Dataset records
------------------------------------

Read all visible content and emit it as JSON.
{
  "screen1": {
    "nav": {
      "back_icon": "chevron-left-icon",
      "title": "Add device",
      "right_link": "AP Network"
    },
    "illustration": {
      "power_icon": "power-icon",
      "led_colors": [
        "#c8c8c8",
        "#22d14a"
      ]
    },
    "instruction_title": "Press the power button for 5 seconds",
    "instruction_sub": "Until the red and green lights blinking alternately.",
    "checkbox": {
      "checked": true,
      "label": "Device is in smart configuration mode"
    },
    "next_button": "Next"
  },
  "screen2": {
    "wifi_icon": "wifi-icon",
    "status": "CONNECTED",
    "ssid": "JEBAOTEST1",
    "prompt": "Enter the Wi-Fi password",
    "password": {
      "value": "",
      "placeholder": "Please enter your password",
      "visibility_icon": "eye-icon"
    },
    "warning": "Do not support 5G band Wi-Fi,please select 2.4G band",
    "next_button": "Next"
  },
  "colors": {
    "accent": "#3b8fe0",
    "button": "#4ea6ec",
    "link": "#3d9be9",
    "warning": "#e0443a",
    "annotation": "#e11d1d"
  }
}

------------------------------------

- Prompt
Set down all of the data above, word for word.

- Output for this exercise
Read all visible content and emit it as JSON.
{
  "screen1": {
    "nav": {
      "back_icon": "chevron-left-icon",
      "title": "Add device",
      "right_link": "AP Network"
    },
    "illustration": {
      "power_icon": "power-icon",
      "led_colors": [
        "#c8c8c8",
        "#22d14a"
      ]
    },
    "instruction_title": "Press the power button for 5 seconds",
    "instruction_sub": "Until the red and green lights blinking alternately.",
    "checkbox": {
      "checked": true,
      "label": "Device is in smart configuration mode"
    },
    "next_button": "Next"
  },
  "screen2": {
    "wifi_icon": "wifi-icon",
    "status": "CONNECTED",
    "ssid": "JEBAOTEST1",
    "prompt": "Enter the Wi-Fi password",
    "password": {
      "value": "",
      "placeholder": "Please enter your password",
      "visibility_icon": "eye-icon"
    },
    "warning": "Do not support 5G band Wi-Fi,please select 2.4G band",
    "next_button": "Next"
  },
  "colors": {
    "accent": "#3b8fe0",
    "button": "#4ea6ec",
    "link": "#3d9be9",
    "warning": "#e0443a",
    "annotation": "#e11d1d"
  }
}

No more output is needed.